• _TASK_: Turn the material below into a numbered list, starting with the line containing "Give bounding boxes" and going on through the line containing "schedule-badge-wrap: 31.08.2024 AT". Leave out any blank lines.

• _MATERIAL FOR THE TASK_:
+++
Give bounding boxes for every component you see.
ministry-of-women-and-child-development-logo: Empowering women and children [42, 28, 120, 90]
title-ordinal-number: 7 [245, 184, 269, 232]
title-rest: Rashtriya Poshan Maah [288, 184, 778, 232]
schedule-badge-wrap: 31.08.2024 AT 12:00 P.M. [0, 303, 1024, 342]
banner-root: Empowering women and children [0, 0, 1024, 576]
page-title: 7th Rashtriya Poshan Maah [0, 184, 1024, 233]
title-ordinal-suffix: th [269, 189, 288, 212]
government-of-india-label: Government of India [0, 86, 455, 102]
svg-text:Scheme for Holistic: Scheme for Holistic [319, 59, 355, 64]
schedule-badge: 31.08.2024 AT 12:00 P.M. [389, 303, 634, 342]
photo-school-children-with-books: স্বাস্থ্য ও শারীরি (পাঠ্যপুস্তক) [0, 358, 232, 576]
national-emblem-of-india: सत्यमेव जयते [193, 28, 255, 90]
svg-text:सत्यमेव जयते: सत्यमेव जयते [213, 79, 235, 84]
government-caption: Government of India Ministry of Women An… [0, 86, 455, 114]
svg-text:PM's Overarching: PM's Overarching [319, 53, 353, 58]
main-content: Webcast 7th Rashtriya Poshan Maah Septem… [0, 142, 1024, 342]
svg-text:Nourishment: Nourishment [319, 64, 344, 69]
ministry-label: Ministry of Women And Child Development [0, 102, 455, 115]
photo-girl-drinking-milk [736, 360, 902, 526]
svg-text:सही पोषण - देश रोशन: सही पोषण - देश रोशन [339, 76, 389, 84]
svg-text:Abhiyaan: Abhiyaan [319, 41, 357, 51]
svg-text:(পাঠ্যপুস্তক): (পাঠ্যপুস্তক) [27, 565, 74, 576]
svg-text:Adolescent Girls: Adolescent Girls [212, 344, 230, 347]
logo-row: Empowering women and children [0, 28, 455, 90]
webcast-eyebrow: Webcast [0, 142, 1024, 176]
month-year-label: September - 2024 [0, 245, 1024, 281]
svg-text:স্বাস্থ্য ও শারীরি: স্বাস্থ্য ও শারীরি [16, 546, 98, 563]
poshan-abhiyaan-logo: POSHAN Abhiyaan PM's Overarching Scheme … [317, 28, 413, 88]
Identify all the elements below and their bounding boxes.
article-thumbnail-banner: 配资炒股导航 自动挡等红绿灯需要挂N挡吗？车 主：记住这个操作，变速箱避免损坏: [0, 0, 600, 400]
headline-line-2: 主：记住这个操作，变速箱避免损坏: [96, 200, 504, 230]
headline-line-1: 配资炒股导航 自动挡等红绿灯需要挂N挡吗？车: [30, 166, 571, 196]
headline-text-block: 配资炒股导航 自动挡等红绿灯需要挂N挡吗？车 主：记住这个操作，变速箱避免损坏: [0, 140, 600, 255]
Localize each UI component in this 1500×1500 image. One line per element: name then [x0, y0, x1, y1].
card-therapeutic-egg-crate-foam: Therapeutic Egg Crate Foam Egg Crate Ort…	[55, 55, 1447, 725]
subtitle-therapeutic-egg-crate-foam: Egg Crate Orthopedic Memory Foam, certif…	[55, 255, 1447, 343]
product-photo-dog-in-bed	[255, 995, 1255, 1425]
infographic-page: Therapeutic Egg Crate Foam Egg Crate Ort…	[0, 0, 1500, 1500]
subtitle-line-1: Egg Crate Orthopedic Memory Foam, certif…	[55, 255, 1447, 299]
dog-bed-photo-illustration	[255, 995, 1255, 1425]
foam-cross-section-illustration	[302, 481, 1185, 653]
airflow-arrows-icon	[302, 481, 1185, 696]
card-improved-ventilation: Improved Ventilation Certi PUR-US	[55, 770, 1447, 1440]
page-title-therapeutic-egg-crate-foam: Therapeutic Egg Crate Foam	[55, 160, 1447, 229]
+++
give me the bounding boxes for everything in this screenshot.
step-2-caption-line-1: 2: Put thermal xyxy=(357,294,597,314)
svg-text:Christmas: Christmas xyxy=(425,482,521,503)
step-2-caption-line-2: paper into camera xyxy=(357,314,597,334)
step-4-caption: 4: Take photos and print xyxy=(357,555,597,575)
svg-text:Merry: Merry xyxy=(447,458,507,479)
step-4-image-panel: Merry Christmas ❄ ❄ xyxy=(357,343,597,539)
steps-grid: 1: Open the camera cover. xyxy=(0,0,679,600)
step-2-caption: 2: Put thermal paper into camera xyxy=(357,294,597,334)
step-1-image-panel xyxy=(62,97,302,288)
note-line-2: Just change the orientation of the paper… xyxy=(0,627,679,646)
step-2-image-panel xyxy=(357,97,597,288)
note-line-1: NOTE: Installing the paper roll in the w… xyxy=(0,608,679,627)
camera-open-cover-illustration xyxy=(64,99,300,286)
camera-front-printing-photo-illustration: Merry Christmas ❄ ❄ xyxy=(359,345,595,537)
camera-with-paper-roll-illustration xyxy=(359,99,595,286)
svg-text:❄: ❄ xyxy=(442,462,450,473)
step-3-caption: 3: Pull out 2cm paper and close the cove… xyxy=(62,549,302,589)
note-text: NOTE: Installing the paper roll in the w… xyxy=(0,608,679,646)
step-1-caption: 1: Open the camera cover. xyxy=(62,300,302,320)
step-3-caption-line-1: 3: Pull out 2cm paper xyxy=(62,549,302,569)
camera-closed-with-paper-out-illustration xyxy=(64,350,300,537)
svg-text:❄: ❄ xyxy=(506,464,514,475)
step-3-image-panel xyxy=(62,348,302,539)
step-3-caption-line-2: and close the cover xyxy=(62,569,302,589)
+++
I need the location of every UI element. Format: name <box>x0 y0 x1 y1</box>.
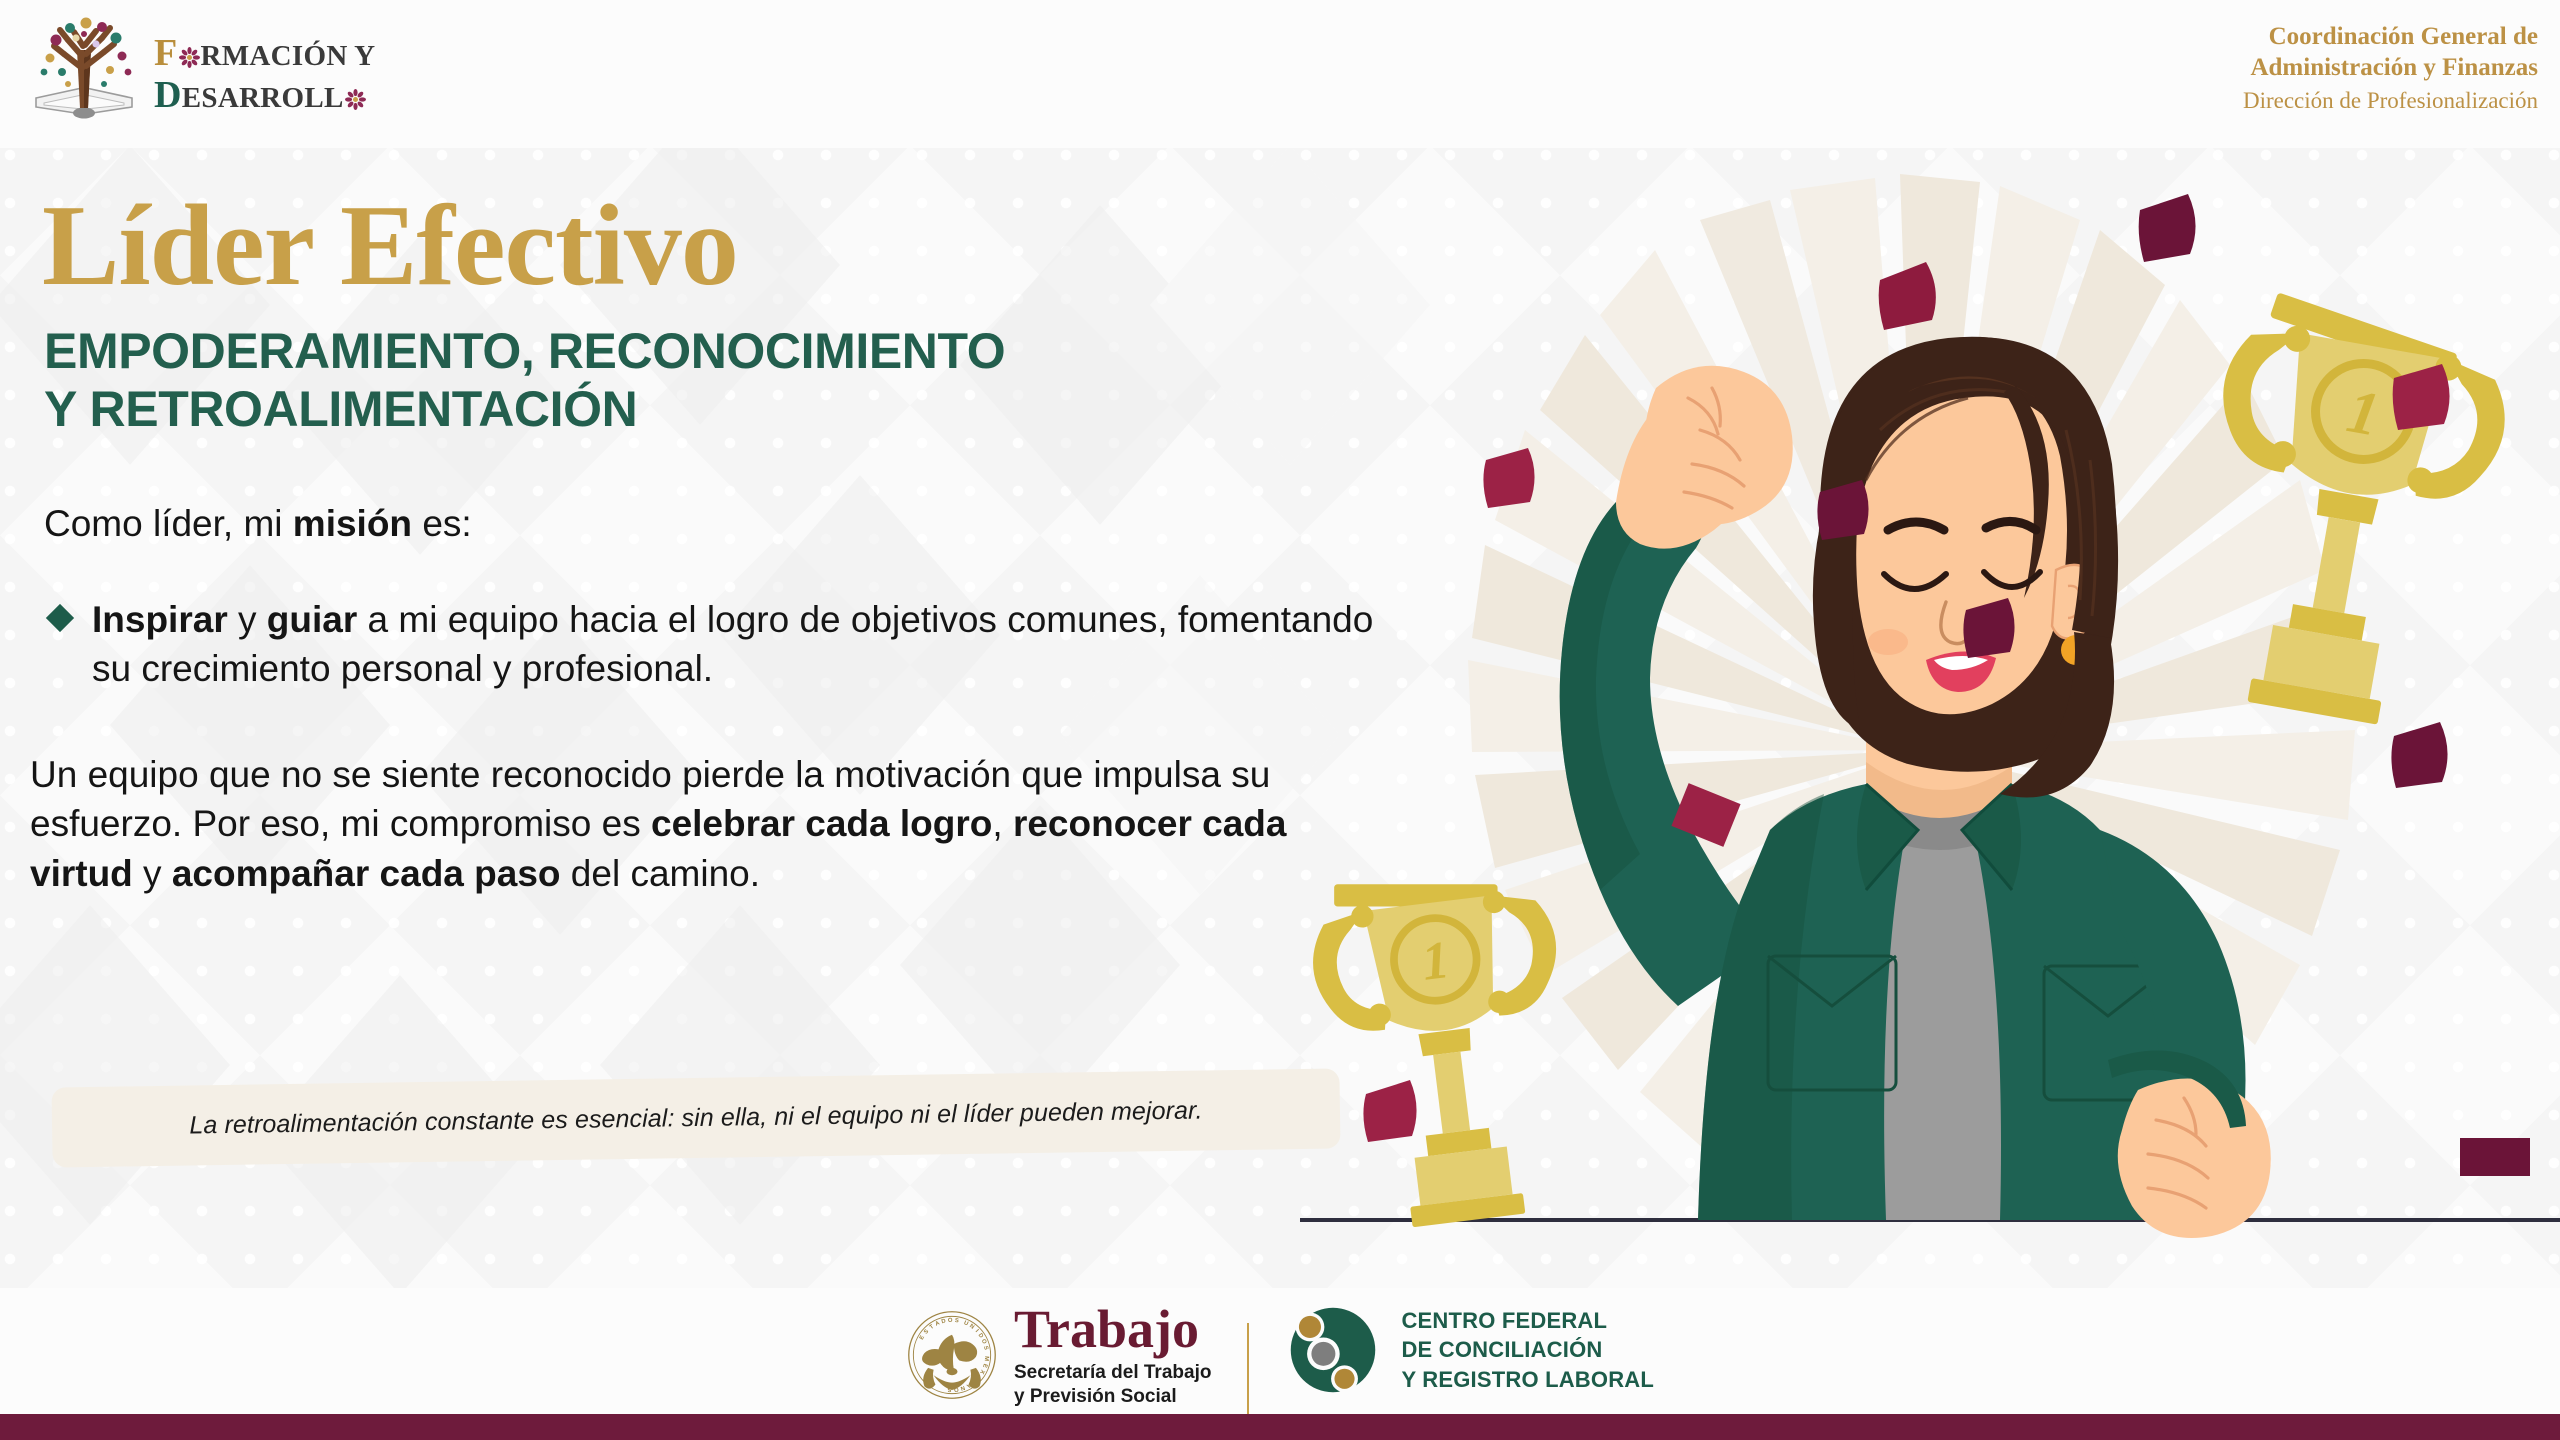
+++
• _SOLUTION_:
1. Give bounding boxes for every component you see.
2. ministry-of-women-and-child-development-logo: Empowering women and children [42, 28, 120, 90]
3. title-ordinal-number: 7 [245, 184, 269, 232]
4. title-rest: Rashtriya Poshan Maah [288, 184, 778, 232]
5. schedule-badge-wrap: 31.08.2024 AT 12:00 P.M. [0, 303, 1024, 342]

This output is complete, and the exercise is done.